## begin
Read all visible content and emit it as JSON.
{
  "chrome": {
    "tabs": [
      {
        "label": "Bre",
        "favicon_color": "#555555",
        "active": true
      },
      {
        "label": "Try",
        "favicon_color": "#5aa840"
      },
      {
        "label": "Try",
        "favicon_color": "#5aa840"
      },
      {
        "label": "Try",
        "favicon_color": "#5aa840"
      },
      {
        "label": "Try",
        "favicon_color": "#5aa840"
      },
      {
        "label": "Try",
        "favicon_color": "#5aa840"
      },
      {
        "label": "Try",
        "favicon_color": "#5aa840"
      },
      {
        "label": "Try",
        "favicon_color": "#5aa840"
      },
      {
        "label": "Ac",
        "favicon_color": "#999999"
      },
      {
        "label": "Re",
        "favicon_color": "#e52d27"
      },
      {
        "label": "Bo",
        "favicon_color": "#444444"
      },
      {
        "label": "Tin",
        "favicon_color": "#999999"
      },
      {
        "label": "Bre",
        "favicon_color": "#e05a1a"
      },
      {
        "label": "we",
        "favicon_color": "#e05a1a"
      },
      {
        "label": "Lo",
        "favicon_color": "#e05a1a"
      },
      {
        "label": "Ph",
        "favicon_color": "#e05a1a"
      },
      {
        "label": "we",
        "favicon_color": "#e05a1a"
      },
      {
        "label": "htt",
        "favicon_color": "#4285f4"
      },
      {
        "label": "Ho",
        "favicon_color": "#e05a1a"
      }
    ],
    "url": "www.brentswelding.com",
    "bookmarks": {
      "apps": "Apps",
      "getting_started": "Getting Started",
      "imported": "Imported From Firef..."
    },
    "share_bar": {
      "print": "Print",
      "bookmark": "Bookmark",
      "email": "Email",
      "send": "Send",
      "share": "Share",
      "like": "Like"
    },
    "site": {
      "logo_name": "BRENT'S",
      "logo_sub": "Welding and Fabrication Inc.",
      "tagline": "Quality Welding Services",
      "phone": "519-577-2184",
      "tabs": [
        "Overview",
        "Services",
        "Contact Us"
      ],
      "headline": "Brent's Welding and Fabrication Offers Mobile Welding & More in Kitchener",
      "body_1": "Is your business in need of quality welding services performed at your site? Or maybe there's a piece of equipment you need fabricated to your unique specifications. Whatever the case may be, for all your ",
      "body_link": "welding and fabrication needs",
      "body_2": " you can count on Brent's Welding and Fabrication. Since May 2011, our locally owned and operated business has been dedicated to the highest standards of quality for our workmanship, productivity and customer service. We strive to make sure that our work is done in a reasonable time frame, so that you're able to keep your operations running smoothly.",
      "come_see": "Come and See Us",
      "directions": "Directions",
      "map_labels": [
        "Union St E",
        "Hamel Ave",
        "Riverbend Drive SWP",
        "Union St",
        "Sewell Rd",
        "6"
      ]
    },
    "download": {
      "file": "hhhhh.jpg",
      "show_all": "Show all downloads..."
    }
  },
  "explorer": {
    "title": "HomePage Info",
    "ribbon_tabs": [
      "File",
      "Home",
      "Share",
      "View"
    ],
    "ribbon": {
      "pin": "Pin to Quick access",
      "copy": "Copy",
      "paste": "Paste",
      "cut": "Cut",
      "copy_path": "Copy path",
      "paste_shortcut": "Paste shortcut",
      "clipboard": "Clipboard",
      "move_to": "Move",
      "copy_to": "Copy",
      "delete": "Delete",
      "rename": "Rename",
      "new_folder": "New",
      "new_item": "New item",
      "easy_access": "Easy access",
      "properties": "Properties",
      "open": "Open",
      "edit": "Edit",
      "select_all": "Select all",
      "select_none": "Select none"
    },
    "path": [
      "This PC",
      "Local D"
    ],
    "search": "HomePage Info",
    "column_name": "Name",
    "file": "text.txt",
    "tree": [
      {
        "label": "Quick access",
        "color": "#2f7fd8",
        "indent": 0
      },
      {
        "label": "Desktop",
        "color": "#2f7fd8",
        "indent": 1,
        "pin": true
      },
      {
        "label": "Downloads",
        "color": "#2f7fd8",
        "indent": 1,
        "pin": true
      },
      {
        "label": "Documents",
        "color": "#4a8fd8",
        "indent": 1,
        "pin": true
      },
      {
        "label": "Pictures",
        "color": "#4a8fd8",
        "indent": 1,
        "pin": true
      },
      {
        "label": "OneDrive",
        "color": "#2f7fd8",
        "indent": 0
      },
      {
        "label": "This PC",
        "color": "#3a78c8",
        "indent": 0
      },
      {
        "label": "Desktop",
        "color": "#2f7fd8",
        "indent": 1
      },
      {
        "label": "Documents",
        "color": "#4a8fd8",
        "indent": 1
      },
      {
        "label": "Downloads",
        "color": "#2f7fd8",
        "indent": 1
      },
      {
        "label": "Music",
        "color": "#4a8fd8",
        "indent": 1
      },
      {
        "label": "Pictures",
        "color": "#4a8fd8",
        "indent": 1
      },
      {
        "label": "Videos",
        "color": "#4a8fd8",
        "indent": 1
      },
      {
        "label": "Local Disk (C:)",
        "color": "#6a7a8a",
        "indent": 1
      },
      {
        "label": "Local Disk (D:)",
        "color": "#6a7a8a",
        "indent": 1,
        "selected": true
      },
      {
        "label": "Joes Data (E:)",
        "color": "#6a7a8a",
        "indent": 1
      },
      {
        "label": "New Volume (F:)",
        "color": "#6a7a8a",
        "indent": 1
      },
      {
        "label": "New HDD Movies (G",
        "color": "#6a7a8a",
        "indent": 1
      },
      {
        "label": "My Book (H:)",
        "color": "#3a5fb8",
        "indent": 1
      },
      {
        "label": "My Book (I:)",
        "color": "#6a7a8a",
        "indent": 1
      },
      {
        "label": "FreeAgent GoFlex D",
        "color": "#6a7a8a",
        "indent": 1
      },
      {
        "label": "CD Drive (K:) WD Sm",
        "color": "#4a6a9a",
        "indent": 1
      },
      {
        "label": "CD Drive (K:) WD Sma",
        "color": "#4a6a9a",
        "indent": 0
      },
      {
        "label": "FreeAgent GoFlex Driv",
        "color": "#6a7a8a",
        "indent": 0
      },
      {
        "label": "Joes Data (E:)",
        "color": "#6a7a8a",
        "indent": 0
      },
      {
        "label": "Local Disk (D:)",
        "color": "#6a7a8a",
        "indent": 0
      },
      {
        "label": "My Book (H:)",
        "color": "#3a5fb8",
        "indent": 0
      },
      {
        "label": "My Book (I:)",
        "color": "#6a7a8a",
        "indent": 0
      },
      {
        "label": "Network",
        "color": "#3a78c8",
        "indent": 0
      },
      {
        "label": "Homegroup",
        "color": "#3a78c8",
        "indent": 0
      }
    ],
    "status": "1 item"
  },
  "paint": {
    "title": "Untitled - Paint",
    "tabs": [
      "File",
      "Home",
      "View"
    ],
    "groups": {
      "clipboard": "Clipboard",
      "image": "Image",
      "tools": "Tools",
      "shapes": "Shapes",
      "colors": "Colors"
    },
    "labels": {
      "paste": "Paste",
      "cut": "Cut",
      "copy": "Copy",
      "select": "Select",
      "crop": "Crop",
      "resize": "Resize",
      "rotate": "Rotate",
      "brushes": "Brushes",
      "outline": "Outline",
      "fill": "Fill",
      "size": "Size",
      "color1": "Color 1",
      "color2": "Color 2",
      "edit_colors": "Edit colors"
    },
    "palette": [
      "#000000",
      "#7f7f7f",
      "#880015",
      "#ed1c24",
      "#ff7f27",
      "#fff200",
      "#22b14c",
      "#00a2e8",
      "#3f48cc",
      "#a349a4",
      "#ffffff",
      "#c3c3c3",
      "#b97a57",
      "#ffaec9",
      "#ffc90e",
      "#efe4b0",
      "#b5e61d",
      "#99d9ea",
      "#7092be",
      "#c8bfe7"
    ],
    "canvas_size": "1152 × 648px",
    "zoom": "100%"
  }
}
## end
**What you will do:**
Output all of the data again, exactly.

**Solution:**
Read all visible content and emit it as JSON.
{
  "chrome": {
    "tabs": [
      {
        "label": "Bre",
        "favicon_color": "#555555",
        "active": true
      },
      {
        "label": "Try",
        "favicon_color": "#5aa840"
      },
      {
        "label": "Try",
        "favicon_color": "#5aa840"
      },
      {
        "label": "Try",
        "favicon_color": "#5aa840"
      },
      {
        "label": "Try",
        "favicon_color": "#5aa840"
      },
      {
        "label": "Try",
        "favicon_color": "#5aa840"
      },
      {
        "label": "Try",
        "favicon_color": "#5aa840"
      },
      {
        "label": "Try",
        "favicon_color": "#5aa840"
      },
      {
        "label": "Ac",
        "favicon_color": "#999999"
      },
      {
        "label": "Re",
        "favicon_color": "#e52d27"
      },
      {
        "label": "Bo",
        "favicon_color": "#444444"
      },
      {
        "label": "Tin",
        "favicon_color": "#999999"
      },
      {
        "label": "Bre",
        "favicon_color": "#e05a1a"
      },
      {
        "label": "we",
        "favicon_color": "#e05a1a"
      },
      {
        "label": "Lo",
        "favicon_color": "#e05a1a"
      },
      {
        "label": "Ph",
        "favicon_color": "#e05a1a"
      },
      {
        "label": "we",
        "favicon_color": "#e05a1a"
      },
      {
        "label": "htt",
        "favicon_color": "#4285f4"
      },
      {
        "label": "Ho",
        "favicon_color": "#e05a1a"
      }
    ],
    "url": "www.brentswelding.com",
    "bookmarks": {
      "apps": "Apps",
      "getting_started": "Getting Started",
      "imported": "Imported From Firef..."
    },
    "share_bar": {
      "print": "Print",
      "bookmark": "Bookmark",
      "email": "Email",
      "send": "Send",
      "share": "Share",
      "like": "Like"
    },
    "site": {
      "logo_name": "BRENT'S",
      "logo_sub": "Welding and Fabrication Inc.",
      "tagline": "Quality Welding Services",
      "phone": "519-577-2184",
      "tabs": [
        "Overview",
        "Services",
        "Contact Us"
      ],
      "headline": "Brent's Welding and Fabrication Offers Mobile Welding & More in Kitchener",
      "body_1": "Is your business in need of quality welding services performed at your site? Or maybe there's a piece of equipment you need fabricated to your unique specifications. Whatever the case may be, for all your ",
      "body_link": "welding and fabrication needs",
      "body_2": " you can count on Brent's Welding and Fabrication. Since May 2011, our locally owned and operated business has been dedicated to the highest standards of quality for our workmanship, productivity and customer service. We strive to make sure that our work is done in a reasonable time frame, so that you're able to keep your operations running smoothly.",
      "come_see": "Come and See Us",
      "directions": "Directions",
      "map_labels": [
        "Union St E",
        "Hamel Ave",
        "Riverbend Drive SWP",
        "Union St",
        "Sewell Rd",
        "6"
      ]
    },
    "download": {
      "file": "hhhhh.jpg",
      "show_all": "Show all downloads..."
    }
  },
  "explorer": {
    "title": "HomePage Info",
    "ribbon_tabs": [
      "File",
      "Home",
      "Share",
      "View"
    ],
    "ribbon": {
      "pin": "Pin to Quick access",
      "copy": "Copy",
      "paste": "Paste",
      "cut": "Cut",
      "copy_path": "Copy path",
      "paste_shortcut": "Paste shortcut",
      "clipboard": "Clipboard",
      "move_to": "Move",
      "copy_to": "Copy",
      "delete": "Delete",
      "rename": "Rename",
      "new_folder": "New",
      "new_item": "New item",
      "easy_access": "Easy access",
      "properties": "Properties",
      "open": "Open",
      "edit": "Edit",
      "select_all": "Select all",
      "select_none": "Select none"
    },
    "path": [
      "This PC",
      "Local D"
    ],
    "search": "HomePage Info",
    "column_name": "Name",
    "file": "text.txt",
    "tree": [
      {
        "label": "Quick access",
        "color": "#2f7fd8",
        "indent": 0
      },
      {
        "label": "Desktop",
        "color": "#2f7fd8",
        "indent": 1,
        "pin": true
      },
      {
        "label": "Downloads",
        "color": "#2f7fd8",
        "indent": 1,
        "pin": true
      },
      {
        "label": "Documents",
        "color": "#4a8fd8",
        "indent": 1,
        "pin": true
      },
      {
        "label": "Pictures",
        "color": "#4a8fd8",
        "indent": 1,
        "pin": true
      },
      {
        "label": "OneDrive",
        "color": "#2f7fd8",
        "indent": 0
      },
      {
        "label": "This PC",
        "color": "#3a78c8",
        "indent": 0
      },
      {
        "label": "Desktop",
        "color": "#2f7fd8",
        "indent": 1
      },
      {
        "label": "Documents",
        "color": "#4a8fd8",
        "indent": 1
      },
      {
        "label": "Downloads",
        "color": "#2f7fd8",
        "indent": 1
      },
      {
        "label": "Music",
        "color": "#4a8fd8",
        "indent": 1
      },
      {
        "label": "Pictures",
        "color": "#4a8fd8",
        "indent": 1
      },
      {
        "label": "Videos",
        "color": "#4a8fd8",
        "indent": 1
      },
      {
        "label": "Local Disk (C:)",
        "color": "#6a7a8a",
        "indent": 1
      },
      {
        "label": "Local Disk (D:)",
        "color": "#6a7a8a",
        "indent": 1,
        "selected": true
      },
      {
        "label": "Joes Data (E:)",
        "color": "#6a7a8a",
        "indent": 1
      },
      {
        "label": "New Volume (F:)",
        "color": "#6a7a8a",
        "indent": 1
      },
      {
        "label": "New HDD Movies (G",
        "color": "#6a7a8a",
        "indent": 1
      },
      {
        "label": "My Book (H:)",
        "color": "#3a5fb8",
        "indent": 1
      },
      {
        "label": "My Book (I:)",
        "color": "#6a7a8a",
        "indent": 1
      },
      {
        "label": "FreeAgent GoFlex D",
        "color": "#6a7a8a",
        "indent": 1
      },
      {
        "label": "CD Drive (K:) WD Sm",
        "color": "#4a6a9a",
        "indent": 1
      },
      {
        "label": "CD Drive (K:) WD Sma",
        "color": "#4a6a9a",
        "indent": 0
      },
      {
        "label": "FreeAgent GoFlex Driv",
        "color": "#6a7a8a",
        "indent": 0
      },
      {
        "label": "Joes Data (E:)",
        "color": "#6a7a8a",
        "indent": 0
      },
      {
        "label": "Local Disk (D:)",
        "color": "#6a7a8a",
        "indent": 0
      },
      {
        "label": "My Book (H:)",
        "color": "#3a5fb8",
        "indent": 0
      },
      {
        "label": "My Book (I:)",
        "color": "#6a7a8a",
        "indent": 0
      },
      {
        "label": "Network",
        "color": "#3a78c8",
        "indent": 0
      },
      {
        "label": "Homegroup",
        "color": "#3a78c8",
        "indent": 0
      }
    ],
    "status": "1 item"
  },
  "paint": {
    "title": "Untitled - Paint",
    "tabs": [
      "File",
      "Home",
      "View"
    ],
    "groups": {
      "clipboard": "Clipboard",
      "image": "Image",
      "tools": "Tools",
      "shapes": "Shapes",
      "colors": "Colors"
    },
    "labels": {
      "paste": "Paste",
      "cut": "Cut",
      "copy": "Copy",
      "select": "Select",
      "crop": "Crop",
      "resize": "Resize",
      "rotate": "Rotate",
      "brushes": "Brushes",
      "outline": "Outline",
      "fill": "Fill",
      "size": "Size",
      "color1": "Color 1",
      "color2": "Color 2",
      "edit_colors": "Edit colors"
    },
    "palette": [
      "#000000",
      "#7f7f7f",
      "#880015",
      "#ed1c24",
      "#ff7f27",
      "#fff200",
      "#22b14c",
      "#00a2e8",
      "#3f48cc",
      "#a349a4",
      "#ffffff",
      "#c3c3c3",
      "#b97a57",
      "#ffaec9",
      "#ffc90e",
      "#efe4b0",
      "#b5e61d",
      "#99d9ea",
      "#7092be",
      "#c8bfe7"
    ],
    "canvas_size": "1152 × 648px",
    "zoom": "100%"
  }
}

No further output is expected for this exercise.